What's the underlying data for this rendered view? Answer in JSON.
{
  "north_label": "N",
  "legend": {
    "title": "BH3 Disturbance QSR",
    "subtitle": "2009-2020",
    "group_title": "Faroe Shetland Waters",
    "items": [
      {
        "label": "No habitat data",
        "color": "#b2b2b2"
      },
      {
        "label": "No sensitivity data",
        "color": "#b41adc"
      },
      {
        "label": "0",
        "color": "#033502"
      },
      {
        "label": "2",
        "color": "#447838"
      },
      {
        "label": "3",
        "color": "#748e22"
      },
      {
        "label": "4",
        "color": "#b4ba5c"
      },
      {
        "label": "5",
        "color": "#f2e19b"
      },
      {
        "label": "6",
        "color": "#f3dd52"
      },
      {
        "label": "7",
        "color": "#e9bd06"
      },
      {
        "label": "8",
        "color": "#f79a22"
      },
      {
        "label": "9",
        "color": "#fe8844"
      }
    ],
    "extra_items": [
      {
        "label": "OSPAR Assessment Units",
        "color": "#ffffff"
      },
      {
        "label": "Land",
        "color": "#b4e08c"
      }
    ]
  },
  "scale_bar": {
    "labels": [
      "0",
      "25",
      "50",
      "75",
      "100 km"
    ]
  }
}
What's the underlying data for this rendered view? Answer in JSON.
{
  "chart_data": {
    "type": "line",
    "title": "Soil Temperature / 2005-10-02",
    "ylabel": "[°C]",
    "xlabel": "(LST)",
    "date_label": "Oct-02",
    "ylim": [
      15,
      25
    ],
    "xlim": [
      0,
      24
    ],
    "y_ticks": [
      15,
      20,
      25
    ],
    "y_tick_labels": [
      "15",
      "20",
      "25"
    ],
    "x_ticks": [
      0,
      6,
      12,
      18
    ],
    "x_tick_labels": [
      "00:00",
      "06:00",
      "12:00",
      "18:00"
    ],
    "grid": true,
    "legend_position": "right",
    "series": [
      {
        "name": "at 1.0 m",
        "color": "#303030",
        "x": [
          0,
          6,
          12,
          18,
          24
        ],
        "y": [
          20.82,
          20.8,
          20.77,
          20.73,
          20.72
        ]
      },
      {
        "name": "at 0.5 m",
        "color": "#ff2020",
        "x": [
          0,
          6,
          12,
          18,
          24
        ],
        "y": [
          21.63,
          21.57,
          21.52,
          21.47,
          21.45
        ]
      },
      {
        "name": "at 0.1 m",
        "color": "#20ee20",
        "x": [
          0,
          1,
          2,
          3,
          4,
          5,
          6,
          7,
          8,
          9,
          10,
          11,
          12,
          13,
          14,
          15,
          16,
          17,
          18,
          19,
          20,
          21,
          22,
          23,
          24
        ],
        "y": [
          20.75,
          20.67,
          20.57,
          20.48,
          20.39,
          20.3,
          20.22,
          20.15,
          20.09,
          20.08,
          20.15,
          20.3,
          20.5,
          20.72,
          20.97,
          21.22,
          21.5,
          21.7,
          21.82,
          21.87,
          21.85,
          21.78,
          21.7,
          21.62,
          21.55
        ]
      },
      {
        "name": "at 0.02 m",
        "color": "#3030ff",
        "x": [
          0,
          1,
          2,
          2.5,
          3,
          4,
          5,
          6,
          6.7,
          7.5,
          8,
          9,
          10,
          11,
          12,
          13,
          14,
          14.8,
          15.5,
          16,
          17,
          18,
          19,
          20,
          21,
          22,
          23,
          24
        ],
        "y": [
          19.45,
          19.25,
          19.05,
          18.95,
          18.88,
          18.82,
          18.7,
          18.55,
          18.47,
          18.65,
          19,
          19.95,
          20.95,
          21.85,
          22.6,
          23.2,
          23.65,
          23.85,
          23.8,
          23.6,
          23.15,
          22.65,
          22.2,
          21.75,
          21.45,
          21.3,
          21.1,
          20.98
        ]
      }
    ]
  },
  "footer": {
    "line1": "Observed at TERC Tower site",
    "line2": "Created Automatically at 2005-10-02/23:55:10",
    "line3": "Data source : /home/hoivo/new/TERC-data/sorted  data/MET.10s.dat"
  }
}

=== SHORT TASK ===
Where a line contains the string "TERC", extract that line.

=== TASK OUTPUT ===
    "line1": "Observed at TERC Tower site",
    "line3": "Data source : /home/hoivo/new/TERC-data/sorted  data/MET.10s.dat"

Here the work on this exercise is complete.